**Work required:** The exercise asks you to copy every line below in which "الاستراتيجي" appears.

* BEGIN *

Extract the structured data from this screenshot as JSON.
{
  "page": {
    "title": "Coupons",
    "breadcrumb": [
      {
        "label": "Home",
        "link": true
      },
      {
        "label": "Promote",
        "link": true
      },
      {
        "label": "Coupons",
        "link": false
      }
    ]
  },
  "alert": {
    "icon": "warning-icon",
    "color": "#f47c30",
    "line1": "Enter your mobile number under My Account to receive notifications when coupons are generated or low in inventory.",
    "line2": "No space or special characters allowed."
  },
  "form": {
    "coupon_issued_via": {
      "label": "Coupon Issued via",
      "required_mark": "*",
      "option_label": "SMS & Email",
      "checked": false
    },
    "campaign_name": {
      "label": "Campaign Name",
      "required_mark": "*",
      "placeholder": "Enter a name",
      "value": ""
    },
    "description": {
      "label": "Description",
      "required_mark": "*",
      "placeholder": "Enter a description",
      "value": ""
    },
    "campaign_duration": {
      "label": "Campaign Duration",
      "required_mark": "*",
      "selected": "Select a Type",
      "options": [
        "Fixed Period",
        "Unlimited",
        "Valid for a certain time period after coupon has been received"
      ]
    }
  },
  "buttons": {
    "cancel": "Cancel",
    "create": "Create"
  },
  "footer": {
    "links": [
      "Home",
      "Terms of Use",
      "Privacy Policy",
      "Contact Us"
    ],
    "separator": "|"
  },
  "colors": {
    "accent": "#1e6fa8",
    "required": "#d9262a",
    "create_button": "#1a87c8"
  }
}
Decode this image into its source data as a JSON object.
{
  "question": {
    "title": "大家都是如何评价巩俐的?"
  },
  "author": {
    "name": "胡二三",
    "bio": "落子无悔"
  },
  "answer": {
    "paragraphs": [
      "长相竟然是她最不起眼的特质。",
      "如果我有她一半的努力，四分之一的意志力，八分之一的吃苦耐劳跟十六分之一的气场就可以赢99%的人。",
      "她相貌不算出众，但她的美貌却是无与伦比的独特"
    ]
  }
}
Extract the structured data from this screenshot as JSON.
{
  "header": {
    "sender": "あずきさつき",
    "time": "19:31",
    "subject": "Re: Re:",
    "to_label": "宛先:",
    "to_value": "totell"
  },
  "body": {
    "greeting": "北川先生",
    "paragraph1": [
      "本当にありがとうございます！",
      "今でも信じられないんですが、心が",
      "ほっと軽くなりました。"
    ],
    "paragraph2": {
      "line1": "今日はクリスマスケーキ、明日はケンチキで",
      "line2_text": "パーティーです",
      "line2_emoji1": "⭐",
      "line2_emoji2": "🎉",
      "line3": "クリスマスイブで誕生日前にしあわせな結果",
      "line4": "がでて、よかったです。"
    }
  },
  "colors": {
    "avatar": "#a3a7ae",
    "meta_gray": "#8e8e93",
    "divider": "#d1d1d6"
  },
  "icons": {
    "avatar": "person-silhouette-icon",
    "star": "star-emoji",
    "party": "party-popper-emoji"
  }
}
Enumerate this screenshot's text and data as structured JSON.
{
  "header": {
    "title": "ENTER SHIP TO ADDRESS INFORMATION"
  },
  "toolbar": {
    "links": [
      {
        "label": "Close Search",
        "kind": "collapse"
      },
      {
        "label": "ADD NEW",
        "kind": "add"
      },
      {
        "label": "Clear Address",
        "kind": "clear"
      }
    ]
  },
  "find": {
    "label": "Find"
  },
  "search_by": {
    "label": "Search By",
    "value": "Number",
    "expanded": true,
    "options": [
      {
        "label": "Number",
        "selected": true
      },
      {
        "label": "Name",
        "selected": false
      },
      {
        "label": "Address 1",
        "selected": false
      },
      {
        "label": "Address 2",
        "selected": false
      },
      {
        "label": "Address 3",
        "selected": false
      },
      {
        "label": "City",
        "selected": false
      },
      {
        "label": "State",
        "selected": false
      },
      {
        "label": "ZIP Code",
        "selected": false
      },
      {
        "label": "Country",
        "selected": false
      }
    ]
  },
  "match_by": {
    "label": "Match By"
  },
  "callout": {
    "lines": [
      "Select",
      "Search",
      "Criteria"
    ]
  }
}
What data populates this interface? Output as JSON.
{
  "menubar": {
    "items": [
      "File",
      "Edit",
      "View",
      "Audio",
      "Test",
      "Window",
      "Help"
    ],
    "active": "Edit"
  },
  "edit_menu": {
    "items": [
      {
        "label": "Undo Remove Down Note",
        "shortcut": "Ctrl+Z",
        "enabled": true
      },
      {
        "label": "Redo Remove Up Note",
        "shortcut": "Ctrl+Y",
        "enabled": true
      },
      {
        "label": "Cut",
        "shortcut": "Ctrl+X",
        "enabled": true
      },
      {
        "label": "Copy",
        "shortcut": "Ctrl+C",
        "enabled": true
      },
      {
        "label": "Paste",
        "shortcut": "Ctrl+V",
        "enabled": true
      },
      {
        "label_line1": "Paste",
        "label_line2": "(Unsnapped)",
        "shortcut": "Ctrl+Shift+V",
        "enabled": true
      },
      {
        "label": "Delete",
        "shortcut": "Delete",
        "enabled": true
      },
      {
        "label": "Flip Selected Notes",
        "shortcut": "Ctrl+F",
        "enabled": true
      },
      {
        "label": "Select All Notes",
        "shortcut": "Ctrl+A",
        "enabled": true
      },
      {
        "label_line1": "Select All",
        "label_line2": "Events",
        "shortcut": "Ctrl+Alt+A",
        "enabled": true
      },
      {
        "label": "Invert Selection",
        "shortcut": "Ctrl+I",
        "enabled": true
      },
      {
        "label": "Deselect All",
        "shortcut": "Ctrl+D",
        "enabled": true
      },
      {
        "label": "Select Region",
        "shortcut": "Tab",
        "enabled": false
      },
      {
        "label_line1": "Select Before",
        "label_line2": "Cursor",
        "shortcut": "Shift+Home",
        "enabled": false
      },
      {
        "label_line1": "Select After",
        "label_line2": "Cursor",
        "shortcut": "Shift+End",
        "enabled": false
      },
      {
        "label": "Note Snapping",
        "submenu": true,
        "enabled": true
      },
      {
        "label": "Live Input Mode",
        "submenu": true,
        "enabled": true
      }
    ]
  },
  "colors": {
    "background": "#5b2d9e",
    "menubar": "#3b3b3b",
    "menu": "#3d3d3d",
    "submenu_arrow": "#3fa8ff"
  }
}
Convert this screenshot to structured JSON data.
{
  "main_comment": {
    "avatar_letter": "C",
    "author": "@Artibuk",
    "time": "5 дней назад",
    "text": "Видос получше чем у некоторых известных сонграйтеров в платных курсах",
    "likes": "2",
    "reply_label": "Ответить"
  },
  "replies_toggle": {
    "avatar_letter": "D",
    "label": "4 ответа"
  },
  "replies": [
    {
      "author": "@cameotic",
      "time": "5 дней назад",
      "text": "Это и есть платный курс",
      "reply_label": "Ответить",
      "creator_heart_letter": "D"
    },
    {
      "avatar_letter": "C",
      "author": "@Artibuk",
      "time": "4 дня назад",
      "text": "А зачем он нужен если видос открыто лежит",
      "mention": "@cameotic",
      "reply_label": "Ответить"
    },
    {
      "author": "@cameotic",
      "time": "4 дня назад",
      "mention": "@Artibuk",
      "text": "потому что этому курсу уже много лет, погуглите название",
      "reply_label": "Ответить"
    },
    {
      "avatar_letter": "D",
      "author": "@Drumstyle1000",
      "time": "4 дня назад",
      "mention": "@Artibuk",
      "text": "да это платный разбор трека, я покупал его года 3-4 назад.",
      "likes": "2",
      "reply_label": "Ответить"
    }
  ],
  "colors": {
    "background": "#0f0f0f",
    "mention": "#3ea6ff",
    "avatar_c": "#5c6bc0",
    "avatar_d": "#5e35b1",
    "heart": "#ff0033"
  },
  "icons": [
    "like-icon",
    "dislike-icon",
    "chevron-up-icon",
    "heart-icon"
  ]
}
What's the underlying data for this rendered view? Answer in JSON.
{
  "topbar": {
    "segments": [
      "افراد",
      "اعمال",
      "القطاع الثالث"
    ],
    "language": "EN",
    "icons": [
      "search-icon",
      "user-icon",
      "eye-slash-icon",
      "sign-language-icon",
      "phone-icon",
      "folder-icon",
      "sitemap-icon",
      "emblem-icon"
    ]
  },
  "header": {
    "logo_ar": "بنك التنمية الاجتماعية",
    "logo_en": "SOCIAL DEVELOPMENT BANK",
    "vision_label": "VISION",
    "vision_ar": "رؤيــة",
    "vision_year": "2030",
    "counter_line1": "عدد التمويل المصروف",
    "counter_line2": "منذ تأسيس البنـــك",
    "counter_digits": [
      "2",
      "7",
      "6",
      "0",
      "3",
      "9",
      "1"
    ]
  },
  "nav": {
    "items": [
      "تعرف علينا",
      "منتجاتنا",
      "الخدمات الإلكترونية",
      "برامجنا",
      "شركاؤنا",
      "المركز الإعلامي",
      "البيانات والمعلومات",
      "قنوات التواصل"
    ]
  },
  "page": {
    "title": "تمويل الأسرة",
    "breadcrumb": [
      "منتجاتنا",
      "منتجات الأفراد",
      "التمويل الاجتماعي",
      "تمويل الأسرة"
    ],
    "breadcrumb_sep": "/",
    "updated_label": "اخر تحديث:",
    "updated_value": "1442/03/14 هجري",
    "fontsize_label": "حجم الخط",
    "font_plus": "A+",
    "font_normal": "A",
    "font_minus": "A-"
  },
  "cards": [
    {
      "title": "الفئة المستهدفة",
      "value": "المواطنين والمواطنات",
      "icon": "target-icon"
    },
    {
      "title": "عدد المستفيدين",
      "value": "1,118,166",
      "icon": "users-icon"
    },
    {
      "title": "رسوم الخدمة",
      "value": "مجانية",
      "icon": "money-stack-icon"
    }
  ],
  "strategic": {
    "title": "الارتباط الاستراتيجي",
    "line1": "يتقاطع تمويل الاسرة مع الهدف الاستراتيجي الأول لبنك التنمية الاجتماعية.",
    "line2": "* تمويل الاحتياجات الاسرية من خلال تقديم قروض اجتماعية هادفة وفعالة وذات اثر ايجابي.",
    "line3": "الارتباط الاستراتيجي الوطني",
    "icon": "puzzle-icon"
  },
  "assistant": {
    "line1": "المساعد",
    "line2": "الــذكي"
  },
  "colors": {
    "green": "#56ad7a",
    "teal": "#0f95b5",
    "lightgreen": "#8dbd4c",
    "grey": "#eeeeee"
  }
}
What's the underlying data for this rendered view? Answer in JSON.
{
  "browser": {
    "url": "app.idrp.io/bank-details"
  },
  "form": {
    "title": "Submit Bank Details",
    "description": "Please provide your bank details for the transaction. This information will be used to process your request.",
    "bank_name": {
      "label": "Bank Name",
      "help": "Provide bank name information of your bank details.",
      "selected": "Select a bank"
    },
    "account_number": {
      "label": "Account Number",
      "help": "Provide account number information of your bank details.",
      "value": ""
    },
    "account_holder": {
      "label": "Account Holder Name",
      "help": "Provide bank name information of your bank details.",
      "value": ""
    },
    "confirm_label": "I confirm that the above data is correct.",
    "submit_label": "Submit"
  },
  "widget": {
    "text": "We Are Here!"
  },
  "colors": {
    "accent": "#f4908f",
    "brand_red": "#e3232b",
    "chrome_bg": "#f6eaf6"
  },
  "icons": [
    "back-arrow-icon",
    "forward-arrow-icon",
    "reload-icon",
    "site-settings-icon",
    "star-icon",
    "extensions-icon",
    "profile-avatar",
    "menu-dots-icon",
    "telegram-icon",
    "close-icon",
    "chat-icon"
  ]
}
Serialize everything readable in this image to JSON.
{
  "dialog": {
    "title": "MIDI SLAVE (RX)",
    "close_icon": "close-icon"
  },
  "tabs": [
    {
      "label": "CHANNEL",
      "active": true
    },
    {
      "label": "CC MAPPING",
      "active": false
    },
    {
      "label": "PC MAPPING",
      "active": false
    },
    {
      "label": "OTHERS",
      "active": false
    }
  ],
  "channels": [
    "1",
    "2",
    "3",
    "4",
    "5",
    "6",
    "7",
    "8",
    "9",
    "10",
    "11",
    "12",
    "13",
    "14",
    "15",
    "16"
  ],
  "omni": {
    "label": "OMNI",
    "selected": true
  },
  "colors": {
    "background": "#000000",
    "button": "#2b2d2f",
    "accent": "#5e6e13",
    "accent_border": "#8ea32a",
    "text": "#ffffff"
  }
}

* END *

**Expected answer:**
    "title": "الارتباط الاستراتيجي",
    "line1": "يتقاطع تمويل الاسرة مع الهدف الاستراتيجي الأول لبنك التنمية الاجتماعية.",
    "line3": "الارتباط الاستراتيجي الوطني",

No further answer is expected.